**STATED EXERCISE:** Return every record below exactly as written, but leave out the pictures.

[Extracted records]
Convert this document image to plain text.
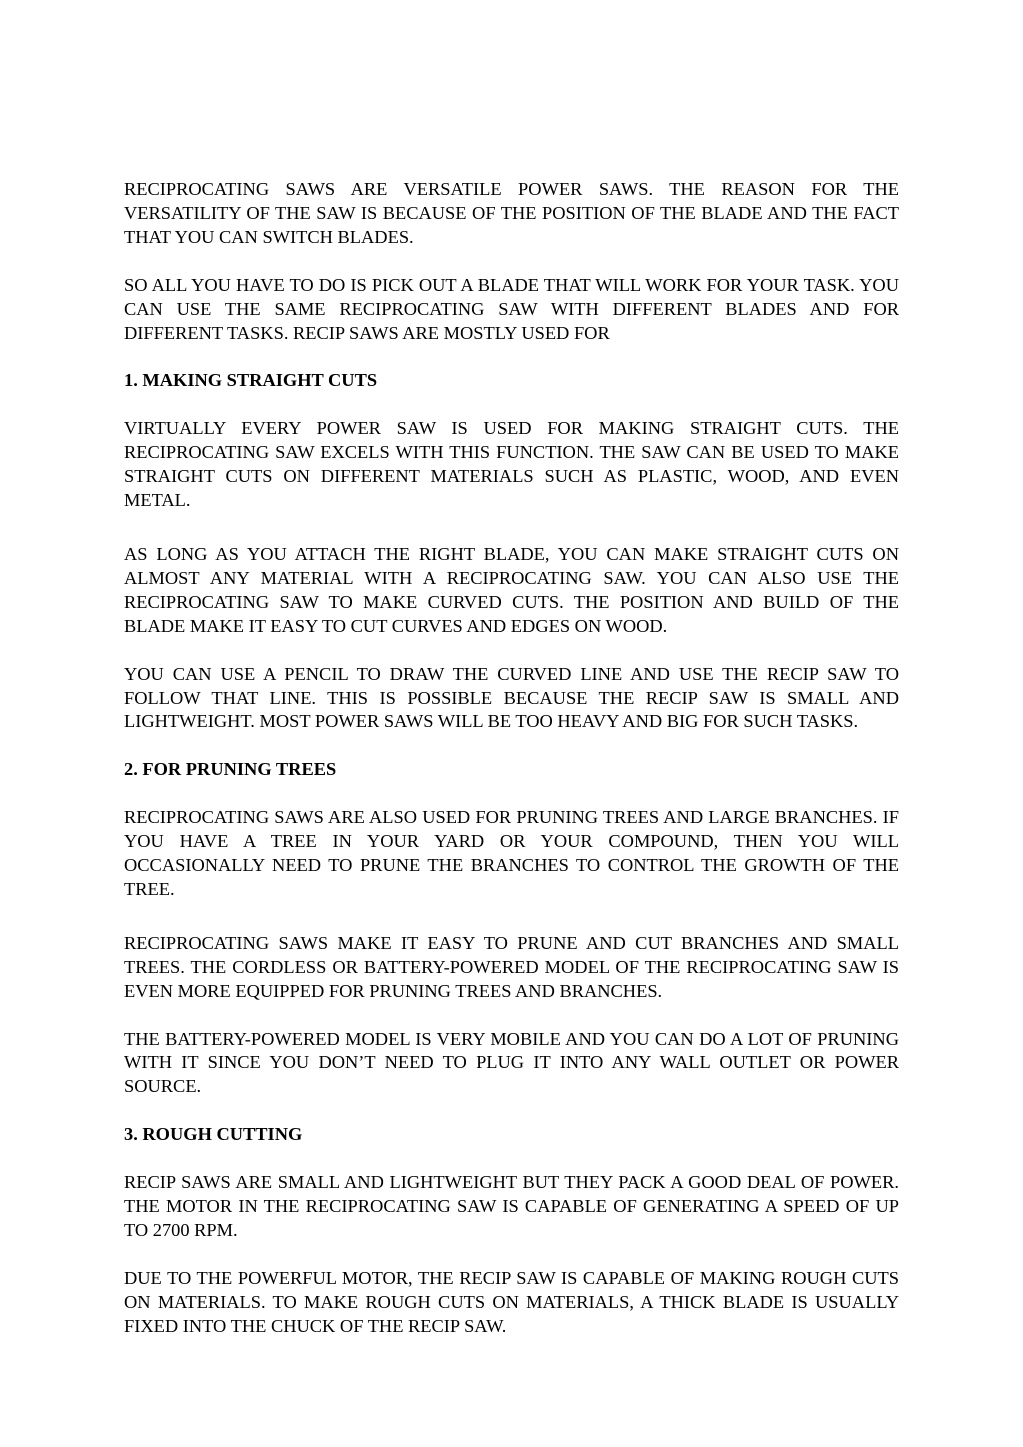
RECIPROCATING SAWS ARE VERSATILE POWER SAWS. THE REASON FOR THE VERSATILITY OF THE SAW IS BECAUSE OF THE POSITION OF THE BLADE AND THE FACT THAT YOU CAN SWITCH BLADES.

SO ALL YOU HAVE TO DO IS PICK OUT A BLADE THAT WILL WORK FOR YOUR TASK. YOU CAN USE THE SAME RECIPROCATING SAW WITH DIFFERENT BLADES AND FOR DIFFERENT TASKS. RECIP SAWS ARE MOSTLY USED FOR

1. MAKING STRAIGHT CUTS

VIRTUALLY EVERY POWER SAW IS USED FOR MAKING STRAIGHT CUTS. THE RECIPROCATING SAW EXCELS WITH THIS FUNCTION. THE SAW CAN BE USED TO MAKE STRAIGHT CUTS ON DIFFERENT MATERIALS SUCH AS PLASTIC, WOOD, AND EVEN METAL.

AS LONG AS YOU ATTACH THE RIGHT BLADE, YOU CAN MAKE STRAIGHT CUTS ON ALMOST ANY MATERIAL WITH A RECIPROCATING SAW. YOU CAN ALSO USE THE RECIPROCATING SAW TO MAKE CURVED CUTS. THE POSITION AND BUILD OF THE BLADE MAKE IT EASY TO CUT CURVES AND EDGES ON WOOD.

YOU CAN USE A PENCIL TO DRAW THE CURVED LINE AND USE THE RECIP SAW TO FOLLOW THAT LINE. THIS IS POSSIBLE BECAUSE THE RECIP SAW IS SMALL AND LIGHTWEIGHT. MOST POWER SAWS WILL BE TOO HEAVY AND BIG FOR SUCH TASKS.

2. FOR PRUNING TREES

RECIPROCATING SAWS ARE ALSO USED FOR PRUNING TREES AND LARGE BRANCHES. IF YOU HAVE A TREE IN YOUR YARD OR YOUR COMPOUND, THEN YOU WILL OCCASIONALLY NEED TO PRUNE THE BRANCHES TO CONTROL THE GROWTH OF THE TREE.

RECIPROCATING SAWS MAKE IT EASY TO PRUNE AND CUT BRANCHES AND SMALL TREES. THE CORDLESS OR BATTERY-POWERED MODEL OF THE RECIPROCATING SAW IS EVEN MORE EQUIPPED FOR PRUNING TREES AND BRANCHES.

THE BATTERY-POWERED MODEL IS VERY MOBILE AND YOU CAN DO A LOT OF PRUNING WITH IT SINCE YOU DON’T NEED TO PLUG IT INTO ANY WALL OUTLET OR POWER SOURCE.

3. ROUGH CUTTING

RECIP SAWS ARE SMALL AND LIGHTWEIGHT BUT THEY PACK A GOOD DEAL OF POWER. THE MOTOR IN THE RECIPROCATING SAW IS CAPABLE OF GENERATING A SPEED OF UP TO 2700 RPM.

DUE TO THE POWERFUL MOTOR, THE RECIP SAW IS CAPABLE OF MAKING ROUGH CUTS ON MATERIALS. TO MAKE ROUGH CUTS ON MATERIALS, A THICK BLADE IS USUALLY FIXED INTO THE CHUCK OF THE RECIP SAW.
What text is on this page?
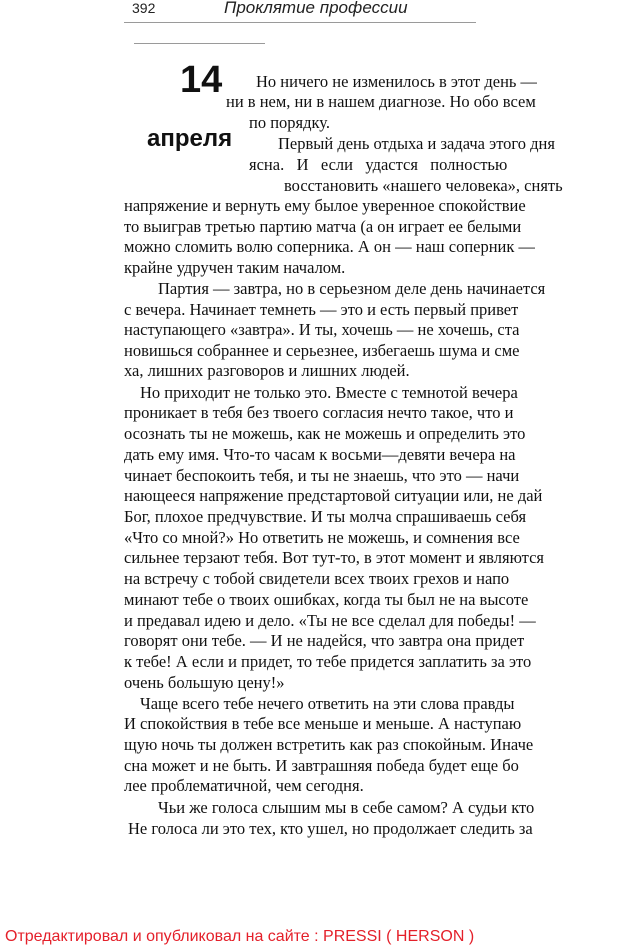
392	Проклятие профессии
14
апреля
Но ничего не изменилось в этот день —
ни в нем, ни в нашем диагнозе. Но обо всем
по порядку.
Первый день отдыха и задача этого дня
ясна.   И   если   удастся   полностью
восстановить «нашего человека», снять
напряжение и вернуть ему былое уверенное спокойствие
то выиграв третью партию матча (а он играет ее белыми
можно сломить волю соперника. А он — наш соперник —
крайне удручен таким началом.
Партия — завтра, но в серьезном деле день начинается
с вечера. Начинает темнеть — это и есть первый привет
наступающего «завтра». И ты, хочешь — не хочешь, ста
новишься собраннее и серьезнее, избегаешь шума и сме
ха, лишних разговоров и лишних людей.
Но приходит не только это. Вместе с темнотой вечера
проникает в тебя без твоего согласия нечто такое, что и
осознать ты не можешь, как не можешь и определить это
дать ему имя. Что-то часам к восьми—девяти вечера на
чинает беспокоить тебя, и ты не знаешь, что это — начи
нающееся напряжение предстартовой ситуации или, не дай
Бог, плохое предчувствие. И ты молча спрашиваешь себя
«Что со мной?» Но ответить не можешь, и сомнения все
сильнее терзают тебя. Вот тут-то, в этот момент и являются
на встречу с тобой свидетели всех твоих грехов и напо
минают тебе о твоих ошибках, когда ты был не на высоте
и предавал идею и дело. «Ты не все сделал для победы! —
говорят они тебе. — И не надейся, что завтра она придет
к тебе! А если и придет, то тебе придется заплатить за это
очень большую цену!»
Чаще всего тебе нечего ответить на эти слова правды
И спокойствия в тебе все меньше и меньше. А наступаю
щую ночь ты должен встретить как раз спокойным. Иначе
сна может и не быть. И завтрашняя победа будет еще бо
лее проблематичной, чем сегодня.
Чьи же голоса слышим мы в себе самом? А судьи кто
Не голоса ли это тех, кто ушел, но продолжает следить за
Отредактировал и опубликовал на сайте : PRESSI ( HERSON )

**ANSWER FOR THE TASK:**
Convert this document image to plain text.
RECIPROCATING SAWS ARE VERSATILE POWER SAWS. THE REASON FOR THE VERSATILITY OF THE SAW IS BECAUSE OF THE POSITION OF THE BLADE AND THE FACT THAT YOU CAN SWITCH BLADES.

SO ALL YOU HAVE TO DO IS PICK OUT A BLADE THAT WILL WORK FOR YOUR TASK. YOU CAN USE THE SAME RECIPROCATING SAW WITH DIFFERENT BLADES AND FOR DIFFERENT TASKS. RECIP SAWS ARE MOSTLY USED FOR

1. MAKING STRAIGHT CUTS

VIRTUALLY EVERY POWER SAW IS USED FOR MAKING STRAIGHT CUTS. THE RECIPROCATING SAW EXCELS WITH THIS FUNCTION. THE SAW CAN BE USED TO MAKE STRAIGHT CUTS ON DIFFERENT MATERIALS SUCH AS PLASTIC, WOOD, AND EVEN METAL.

AS LONG AS YOU ATTACH THE RIGHT BLADE, YOU CAN MAKE STRAIGHT CUTS ON ALMOST ANY MATERIAL WITH A RECIPROCATING SAW. YOU CAN ALSO USE THE RECIPROCATING SAW TO MAKE CURVED CUTS. THE POSITION AND BUILD OF THE BLADE MAKE IT EASY TO CUT CURVES AND EDGES ON WOOD.

YOU CAN USE A PENCIL TO DRAW THE CURVED LINE AND USE THE RECIP SAW TO FOLLOW THAT LINE. THIS IS POSSIBLE BECAUSE THE RECIP SAW IS SMALL AND LIGHTWEIGHT. MOST POWER SAWS WILL BE TOO HEAVY AND BIG FOR SUCH TASKS.

2. FOR PRUNING TREES

RECIPROCATING SAWS ARE ALSO USED FOR PRUNING TREES AND LARGE BRANCHES. IF YOU HAVE A TREE IN YOUR YARD OR YOUR COMPOUND, THEN YOU WILL OCCASIONALLY NEED TO PRUNE THE BRANCHES TO CONTROL THE GROWTH OF THE TREE.

RECIPROCATING SAWS MAKE IT EASY TO PRUNE AND CUT BRANCHES AND SMALL TREES. THE CORDLESS OR BATTERY-POWERED MODEL OF THE RECIPROCATING SAW IS EVEN MORE EQUIPPED FOR PRUNING TREES AND BRANCHES.

THE BATTERY-POWERED MODEL IS VERY MOBILE AND YOU CAN DO A LOT OF PRUNING WITH IT SINCE YOU DON’T NEED TO PLUG IT INTO ANY WALL OUTLET OR POWER SOURCE.

3. ROUGH CUTTING

RECIP SAWS ARE SMALL AND LIGHTWEIGHT BUT THEY PACK A GOOD DEAL OF POWER. THE MOTOR IN THE RECIPROCATING SAW IS CAPABLE OF GENERATING A SPEED OF UP TO 2700 RPM.

DUE TO THE POWERFUL MOTOR, THE RECIP SAW IS CAPABLE OF MAKING ROUGH CUTS ON MATERIALS. TO MAKE ROUGH CUTS ON MATERIALS, A THICK BLADE IS USUALLY FIXED INTO THE CHUCK OF THE RECIP SAW.
What text is on this page?
392	Проклятие профессии
14
апреля
Но ничего не изменилось в этот день —
ни в нем, ни в нашем диагнозе. Но обо всем
по порядку.
Первый день отдыха и задача этого дня
ясна.   И   если   удастся   полностью
восстановить «нашего человека», снять
напряжение и вернуть ему былое уверенное спокойствие
то выиграв третью партию матча (а он играет ее белыми
можно сломить волю соперника. А он — наш соперник —
крайне удручен таким началом.
Партия — завтра, но в серьезном деле день начинается
с вечера. Начинает темнеть — это и есть первый привет
наступающего «завтра». И ты, хочешь — не хочешь, ста
новишься собраннее и серьезнее, избегаешь шума и сме
ха, лишних разговоров и лишних людей.
Но приходит не только это. Вместе с темнотой вечера
проникает в тебя без твоего согласия нечто такое, что и
осознать ты не можешь, как не можешь и определить это
дать ему имя. Что-то часам к восьми—девяти вечера на
чинает беспокоить тебя, и ты не знаешь, что это — начи
нающееся напряжение предстартовой ситуации или, не дай
Бог, плохое предчувствие. И ты молча спрашиваешь себя
«Что со мной?» Но ответить не можешь, и сомнения все
сильнее терзают тебя. Вот тут-то, в этот момент и являются
на встречу с тобой свидетели всех твоих грехов и напо
минают тебе о твоих ошибках, когда ты был не на высоте
и предавал идею и дело. «Ты не все сделал для победы! —
говорят они тебе. — И не надейся, что завтра она придет
к тебе! А если и придет, то тебе придется заплатить за это
очень большую цену!»
Чаще всего тебе нечего ответить на эти слова правды
И спокойствия в тебе все меньше и меньше. А наступаю
щую ночь ты должен встретить как раз спокойным. Иначе
сна может и не быть. И завтрашняя победа будет еще бо
лее проблематичной, чем сегодня.
Чьи же голоса слышим мы в себе самом? А судьи кто
Не голоса ли это тех, кто ушел, но продолжает следить за
Отредактировал и опубликовал на сайте : PRESSI ( HERSON )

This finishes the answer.